GIVEN EXERCISE →
An exact reproduction of the records is required, with all images left out.

RECORDS →
==*==
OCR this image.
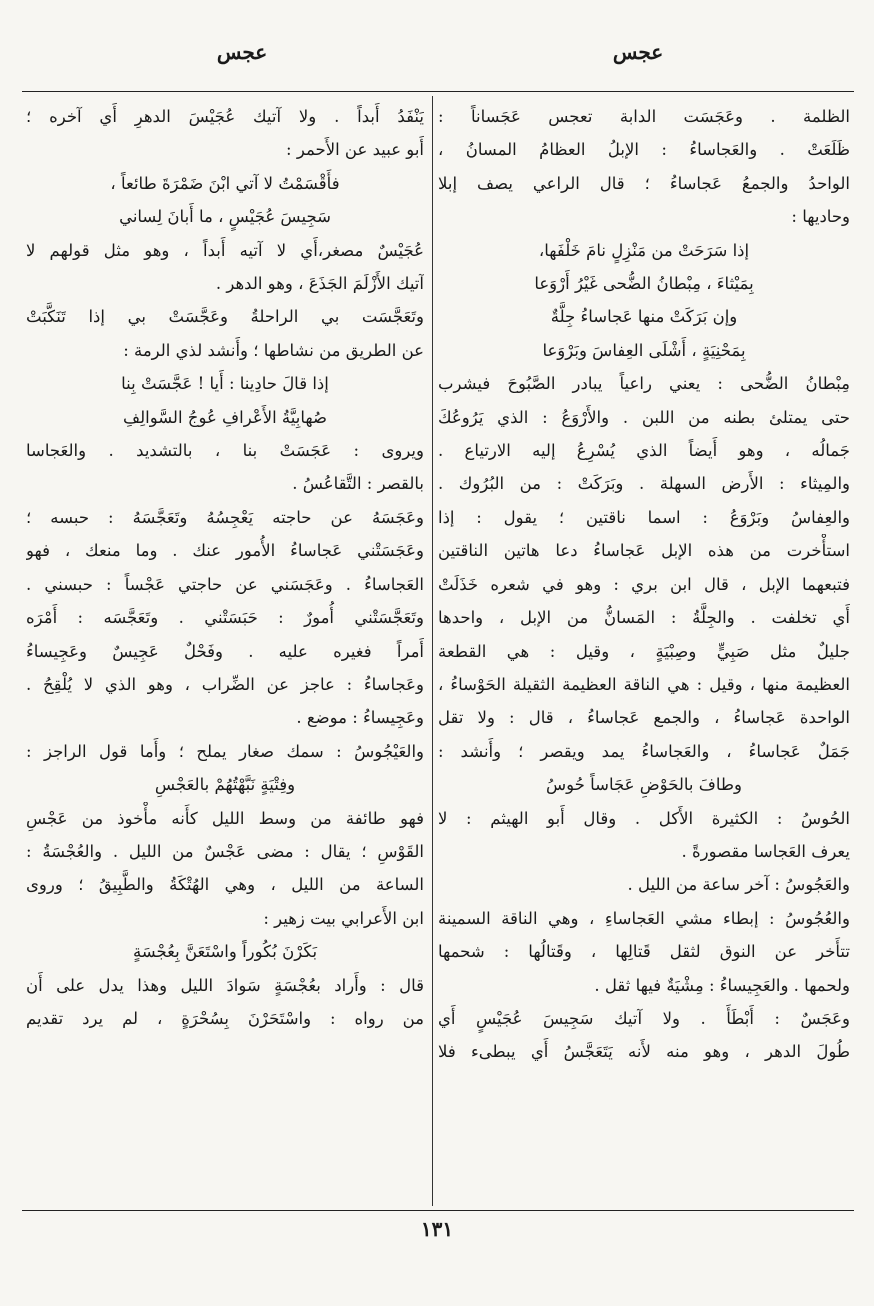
عجس
عجس
الظلمة . وعَجَسَت الدابة تعجس عَجَساناً :
ظَلَعَتْ . والعَجاساءُ : الإبلُ العظامُ المسانُ ،
الواحدُ والجمعُ عَجاساءُ ؛ قال الراعي يصف إبلا
وحاديها :
إذا سَرَحَتْ من مَنْزِلٍ نامَ خَلْفَها،
بِمَيْثاءَ ، مِبْطانُ الضُّحى غَيْرُ أَرْوَعا
وإن بَرَكَتْ منها عَجاساءُ جِلَّةٌ
بِمَحْنِيَةٍ ، أَشْلَى العِفاسَ وبَرْوَعا
مِبْطانُ الضُّحى : يعني راعياً يبادر الصَّبُوحَ فيشرب
حتى يمتلئ بطنه من اللبن . والأَرْوَعُ : الذي يَرُوعُكَ
جَمالُه ، وهو أَيضاً الذي يُسْرِعُ إليه الارتياع .
والمِيثاء : الأَرض السهلة . وبَرَكَتْ : من البُرُوك .
والعِفاسُ وبَرْوَعُ : اسما ناقتين ؛ يقول : إذا
استأْخرت من هذه الإبل عَجاساءُ دعا هاتين الناقتين
فتبعهما الإبل ، قال ابن بري : وهو في شعره خَذَلَتْ
أَي تخلفت . والجِلَّةُ : المَسانُّ من الإبل ، واحدها
جليلٌ مثل صَبِيٍّ وصِبْيَةٍ ، وقيل : هي القطعة
العظيمة منها ، وقيل : هي الناقة العظيمة الثقيلة الحَوْساءُ ،
الواحدة عَجاساءُ ، والجمع عَجاساءُ ، قال : ولا تقل
جَمَلٌ عَجاساءُ ، والعَجاساءُ يمد ويقصر ؛ وأَنشد :
وطافَ بالحَوْضِ عَجَاساً حُوسُ
الحُوسُ : الكثيرة الأَكل . وقال أَبو الهيثم : لا
يعرف العَجاسا مقصورةً .
والعَجُوسُ : آخر ساعة من الليل .
والعُجُوسُ : إبطاء مشي العَجاساءِ ، وهي الناقة السمينة
تتأَخر عن النوق لثقل قَتالِها ، وقَتالُها : شحمها
ولحمها . والعَجِيساءُ : مِشْيَةٌ فيها ثقل .
وعَجَسٌ : أَبْطَأَ . ولا آتيك سَجِيسَ عُجَيْسٍ أَي
طُولَ الدهر ، وهو منه لأَنه يَتَعَجَّسُ أَي يبطىء فلا
يَنْفَدُ أَبداً . ولا آتيك عُجَيْسَ الدهرِ أَي آخره ؛
أَبو عبيد عن الأَحمر :
فأَقْسَمْتُ لا آتي ابْنَ ضَمْرَةَ طائعاً ،
سَجِيسَ عُجَيْسٍ ، ما أَبانَ لِساني
عُجَيْسٌ مصغر،أَي لا آتيه أَبداً ، وهو مثل قولهم لا
آتيك الأَزْلَمَ الجَذَعَ ، وهو الدهر .
وتَعَجَّسَت بي الراحلةُ وعَجَّسَتْ بي إذا تَنَكَّبَتْ
عن الطريق من نشاطها ؛ وأَنشد لذي الرمة :
إذا قالَ حادِينا : أَيا ! عَجَّسَتْ بِنا
صُهابِيَّةُ الأَعْرافِ عُوجُ السَّوالِفِ
ويروى : عَجَسَتْ بنا ، بالتشديد . والعَجاسا
بالقصر : التَّقاعُسُ .
وعَجَسَهُ عن حاجته يَعْجِسُهُ وتَعَجَّسَهُ : حبسه ؛
وعَجَسَتْني عَجاساءُ الأُمور عنك . وما منعك ، فهو
العَجاساءُ . وعَجَسَني عن حاجتي عَجْساً : حبسني .
وتَعَجَّسَتْني أُمورٌ : حَبَسَتْني . وتَعَجَّسَه : أَمْرَه
أَمراً فغيره عليه . وفَحْلٌ عَجِيسٌ وعَجِيساءُ
وعَجاساءُ : عاجز عن الضِّراب ، وهو الذي لا يُلْقِحُ .
وعَجِيساءُ : موضع .
والعَيْجُوسُ : سمك صغار يملح ؛ وأَما قول الراجز :
وفِتْيَةٍ نَبَّهْتُهُمْ بالعَجْسِ
فهو طائفة من وسط الليل كأَنه مأْخوذ من عَجْسِ
القَوْسِ ؛ يقال : مضى عَجْسٌ من الليل . والعُجْسَةُ :
الساعة من الليل ، وهي الهُتْكَةُ والطَّبِيقُ ؛ وروى
ابن الأَعرابي بيت زهير :
بَكَرْنَ بُكُوراً واسْتَعَنَّ بِعُجْسَةٍ
قال : وأَراد بعُجْسَةٍ سَوادَ الليل وهذا يدل على أَن
من رواه : واسْتَحَرْنَ بِسُحْرَةٍ ، لم يرد تقديم
١٣١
==*==
RESULT →
OCR this image.
عجس
عجس
الظلمة . وعَجَسَت الدابة تعجس عَجَساناً :
ظَلَعَتْ . والعَجاساءُ : الإبلُ العظامُ المسانُ ،
الواحدُ والجمعُ عَجاساءُ ؛ قال الراعي يصف إبلا
وحاديها :
إذا سَرَحَتْ من مَنْزِلٍ نامَ خَلْفَها،
بِمَيْثاءَ ، مِبْطانُ الضُّحى غَيْرُ أَرْوَعا
وإن بَرَكَتْ منها عَجاساءُ جِلَّةٌ
بِمَحْنِيَةٍ ، أَشْلَى العِفاسَ وبَرْوَعا
مِبْطانُ الضُّحى : يعني راعياً يبادر الصَّبُوحَ فيشرب
حتى يمتلئ بطنه من اللبن . والأَرْوَعُ : الذي يَرُوعُكَ
جَمالُه ، وهو أَيضاً الذي يُسْرِعُ إليه الارتياع .
والمِيثاء : الأَرض السهلة . وبَرَكَتْ : من البُرُوك .
والعِفاسُ وبَرْوَعُ : اسما ناقتين ؛ يقول : إذا
استأْخرت من هذه الإبل عَجاساءُ دعا هاتين الناقتين
فتبعهما الإبل ، قال ابن بري : وهو في شعره خَذَلَتْ
أَي تخلفت . والجِلَّةُ : المَسانُّ من الإبل ، واحدها
جليلٌ مثل صَبِيٍّ وصِبْيَةٍ ، وقيل : هي القطعة
العظيمة منها ، وقيل : هي الناقة العظيمة الثقيلة الحَوْساءُ ،
الواحدة عَجاساءُ ، والجمع عَجاساءُ ، قال : ولا تقل
جَمَلٌ عَجاساءُ ، والعَجاساءُ يمد ويقصر ؛ وأَنشد :
وطافَ بالحَوْضِ عَجَاساً حُوسُ
الحُوسُ : الكثيرة الأَكل . وقال أَبو الهيثم : لا
يعرف العَجاسا مقصورةً .
والعَجُوسُ : آخر ساعة من الليل .
والعُجُوسُ : إبطاء مشي العَجاساءِ ، وهي الناقة السمينة
تتأَخر عن النوق لثقل قَتالِها ، وقَتالُها : شحمها
ولحمها . والعَجِيساءُ : مِشْيَةٌ فيها ثقل .
وعَجَسٌ : أَبْطَأَ . ولا آتيك سَجِيسَ عُجَيْسٍ أَي
طُولَ الدهر ، وهو منه لأَنه يَتَعَجَّسُ أَي يبطىء فلا
يَنْفَدُ أَبداً . ولا آتيك عُجَيْسَ الدهرِ أَي آخره ؛
أَبو عبيد عن الأَحمر :
فأَقْسَمْتُ لا آتي ابْنَ ضَمْرَةَ طائعاً ،
سَجِيسَ عُجَيْسٍ ، ما أَبانَ لِساني
عُجَيْسٌ مصغر،أَي لا آتيه أَبداً ، وهو مثل قولهم لا
آتيك الأَزْلَمَ الجَذَعَ ، وهو الدهر .
وتَعَجَّسَت بي الراحلةُ وعَجَّسَتْ بي إذا تَنَكَّبَتْ
عن الطريق من نشاطها ؛ وأَنشد لذي الرمة :
إذا قالَ حادِينا : أَيا ! عَجَّسَتْ بِنا
صُهابِيَّةُ الأَعْرافِ عُوجُ السَّوالِفِ
ويروى : عَجَسَتْ بنا ، بالتشديد . والعَجاسا
بالقصر : التَّقاعُسُ .
وعَجَسَهُ عن حاجته يَعْجِسُهُ وتَعَجَّسَهُ : حبسه ؛
وعَجَسَتْني عَجاساءُ الأُمور عنك . وما منعك ، فهو
العَجاساءُ . وعَجَسَني عن حاجتي عَجْساً : حبسني .
وتَعَجَّسَتْني أُمورٌ : حَبَسَتْني . وتَعَجَّسَه : أَمْرَه
أَمراً فغيره عليه . وفَحْلٌ عَجِيسٌ وعَجِيساءُ
وعَجاساءُ : عاجز عن الضِّراب ، وهو الذي لا يُلْقِحُ .
وعَجِيساءُ : موضع .
والعَيْجُوسُ : سمك صغار يملح ؛ وأَما قول الراجز :
وفِتْيَةٍ نَبَّهْتُهُمْ بالعَجْسِ
فهو طائفة من وسط الليل كأَنه مأْخوذ من عَجْسِ
القَوْسِ ؛ يقال : مضى عَجْسٌ من الليل . والعُجْسَةُ :
الساعة من الليل ، وهي الهُتْكَةُ والطَّبِيقُ ؛ وروى
ابن الأَعرابي بيت زهير :
بَكَرْنَ بُكُوراً واسْتَعَنَّ بِعُجْسَةٍ
قال : وأَراد بعُجْسَةٍ سَوادَ الليل وهذا يدل على أَن
من رواه : واسْتَحَرْنَ بِسُحْرَةٍ ، لم يرد تقديم
١٣١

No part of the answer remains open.